◆ **Written instruction**
Take the material below and retype it in full; pictures are left out.

◆ **Entries shown**

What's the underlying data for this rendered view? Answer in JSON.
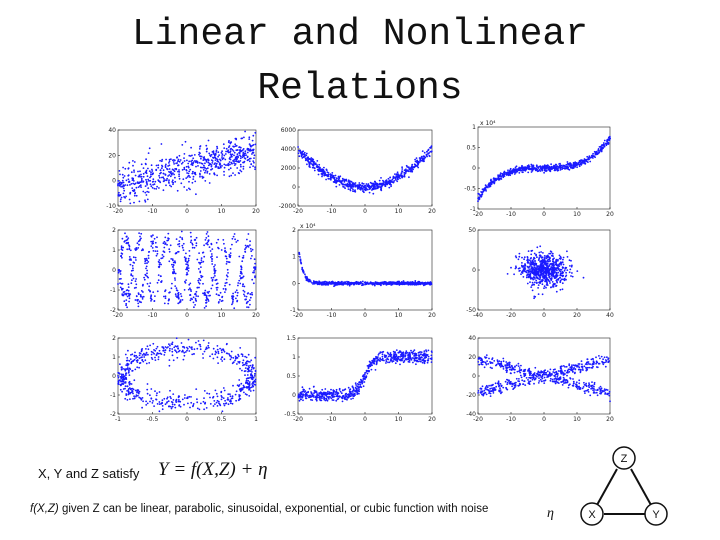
{
  "title": {
    "line1": "Linear and Nonlinear",
    "line2": "Relations"
  },
  "chart_data": [
    {
      "type": "scatter",
      "pattern": "linear",
      "xlim": [
        -20,
        20
      ],
      "ylim": [
        -10,
        40
      ],
      "xticks": [
        "-20",
        "-10",
        "0",
        "10",
        "20"
      ],
      "yticks": [
        "40",
        "20",
        "0",
        "-10"
      ]
    },
    {
      "type": "scatter",
      "pattern": "parabolic",
      "xlim": [
        -20,
        20
      ],
      "ylim": [
        -2000,
        6000
      ],
      "xticks": [
        "-20",
        "-10",
        "0",
        "10",
        "20"
      ],
      "yticks": [
        "6000",
        "4000",
        "2000",
        "0",
        "-2000"
      ]
    },
    {
      "type": "scatter",
      "pattern": "cubic",
      "xlim": [
        -20,
        20
      ],
      "ylim": [
        -1,
        1
      ],
      "exponent_label": "x 10⁴",
      "xticks": [
        "-20",
        "-10",
        "0",
        "10",
        "20"
      ],
      "yticks": [
        "1",
        "0.5",
        "0",
        "-0.5",
        "-1"
      ]
    },
    {
      "type": "scatter",
      "pattern": "sinusoidal",
      "xlim": [
        -20,
        20
      ],
      "ylim": [
        -2,
        2
      ],
      "xticks": [
        "-20",
        "-10",
        "0",
        "10",
        "20"
      ],
      "yticks": [
        "2",
        "1",
        "0",
        "-1",
        "-2"
      ]
    },
    {
      "type": "scatter",
      "pattern": "exponential",
      "xlim": [
        -20,
        20
      ],
      "ylim": [
        -1,
        2
      ],
      "exponent_label": "x 10⁴",
      "xticks": [
        "-20",
        "-10",
        "0",
        "10",
        "20"
      ],
      "yticks": [
        "2",
        "1",
        "0",
        "-1"
      ]
    },
    {
      "type": "scatter",
      "pattern": "blob",
      "xlim": [
        -40,
        40
      ],
      "ylim": [
        -50,
        50
      ],
      "xticks": [
        "-40",
        "-20",
        "0",
        "20",
        "40"
      ],
      "yticks": [
        "50",
        "0",
        "-50"
      ]
    },
    {
      "type": "scatter",
      "pattern": "ellipse",
      "xlim": [
        -1,
        1
      ],
      "ylim": [
        -2,
        2
      ],
      "xticks": [
        "-1",
        "-0.5",
        "0",
        "0.5",
        "1"
      ],
      "yticks": [
        "2",
        "1",
        "0",
        "-1",
        "-2"
      ]
    },
    {
      "type": "scatter",
      "pattern": "sigmoid",
      "xlim": [
        -20,
        20
      ],
      "ylim": [
        -0.5,
        1.5
      ],
      "xticks": [
        "-20",
        "-10",
        "0",
        "10",
        "20"
      ],
      "yticks": [
        "1.5",
        "1",
        "0.5",
        "0",
        "-0.5"
      ]
    },
    {
      "type": "scatter",
      "pattern": "crossing",
      "xlim": [
        -20,
        20
      ],
      "ylim": [
        -40,
        40
      ],
      "xticks": [
        "-20",
        "-10",
        "0",
        "10",
        "20"
      ],
      "yticks": [
        "40",
        "20",
        "0",
        "-20",
        "-40"
      ]
    }
  ],
  "caption": {
    "line1_text": "X, Y and Z satisfy",
    "formula_text": "Y = f(X,Z) + η",
    "line2_italic": "f(X,Z)",
    "line2_text": " given Z can be linear, parabolic, sinusoidal, exponential, or cubic function with noise",
    "eta": "η"
  },
  "diagram": {
    "node_top": "Z",
    "node_left": "X",
    "node_right": "Y"
  }
}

◆ **The completed task**
What's the underlying data for this rendered view? Answer in JSON.
{
  "title": {
    "line1": "Linear and Nonlinear",
    "line2": "Relations"
  },
  "chart_data": [
    {
      "type": "scatter",
      "pattern": "linear",
      "xlim": [
        -20,
        20
      ],
      "ylim": [
        -10,
        40
      ],
      "xticks": [
        "-20",
        "-10",
        "0",
        "10",
        "20"
      ],
      "yticks": [
        "40",
        "20",
        "0",
        "-10"
      ]
    },
    {
      "type": "scatter",
      "pattern": "parabolic",
      "xlim": [
        -20,
        20
      ],
      "ylim": [
        -2000,
        6000
      ],
      "xticks": [
        "-20",
        "-10",
        "0",
        "10",
        "20"
      ],
      "yticks": [
        "6000",
        "4000",
        "2000",
        "0",
        "-2000"
      ]
    },
    {
      "type": "scatter",
      "pattern": "cubic",
      "xlim": [
        -20,
        20
      ],
      "ylim": [
        -1,
        1
      ],
      "exponent_label": "x 10⁴",
      "xticks": [
        "-20",
        "-10",
        "0",
        "10",
        "20"
      ],
      "yticks": [
        "1",
        "0.5",
        "0",
        "-0.5",
        "-1"
      ]
    },
    {
      "type": "scatter",
      "pattern": "sinusoidal",
      "xlim": [
        -20,
        20
      ],
      "ylim": [
        -2,
        2
      ],
      "xticks": [
        "-20",
        "-10",
        "0",
        "10",
        "20"
      ],
      "yticks": [
        "2",
        "1",
        "0",
        "-1",
        "-2"
      ]
    },
    {
      "type": "scatter",
      "pattern": "exponential",
      "xlim": [
        -20,
        20
      ],
      "ylim": [
        -1,
        2
      ],
      "exponent_label": "x 10⁴",
      "xticks": [
        "-20",
        "-10",
        "0",
        "10",
        "20"
      ],
      "yticks": [
        "2",
        "1",
        "0",
        "-1"
      ]
    },
    {
      "type": "scatter",
      "pattern": "blob",
      "xlim": [
        -40,
        40
      ],
      "ylim": [
        -50,
        50
      ],
      "xticks": [
        "-40",
        "-20",
        "0",
        "20",
        "40"
      ],
      "yticks": [
        "50",
        "0",
        "-50"
      ]
    },
    {
      "type": "scatter",
      "pattern": "ellipse",
      "xlim": [
        -1,
        1
      ],
      "ylim": [
        -2,
        2
      ],
      "xticks": [
        "-1",
        "-0.5",
        "0",
        "0.5",
        "1"
      ],
      "yticks": [
        "2",
        "1",
        "0",
        "-1",
        "-2"
      ]
    },
    {
      "type": "scatter",
      "pattern": "sigmoid",
      "xlim": [
        -20,
        20
      ],
      "ylim": [
        -0.5,
        1.5
      ],
      "xticks": [
        "-20",
        "-10",
        "0",
        "10",
        "20"
      ],
      "yticks": [
        "1.5",
        "1",
        "0.5",
        "0",
        "-0.5"
      ]
    },
    {
      "type": "scatter",
      "pattern": "crossing",
      "xlim": [
        -20,
        20
      ],
      "ylim": [
        -40,
        40
      ],
      "xticks": [
        "-20",
        "-10",
        "0",
        "10",
        "20"
      ],
      "yticks": [
        "40",
        "20",
        "0",
        "-20",
        "-40"
      ]
    }
  ],
  "caption": {
    "line1_text": "X, Y and Z satisfy",
    "formula_text": "Y = f(X,Z) + η",
    "line2_italic": "f(X,Z)",
    "line2_text": " given Z can be linear, parabolic, sinusoidal, exponential, or cubic function with noise",
    "eta": "η"
  },
  "diagram": {
    "node_top": "Z",
    "node_left": "X",
    "node_right": "Y"
  }
}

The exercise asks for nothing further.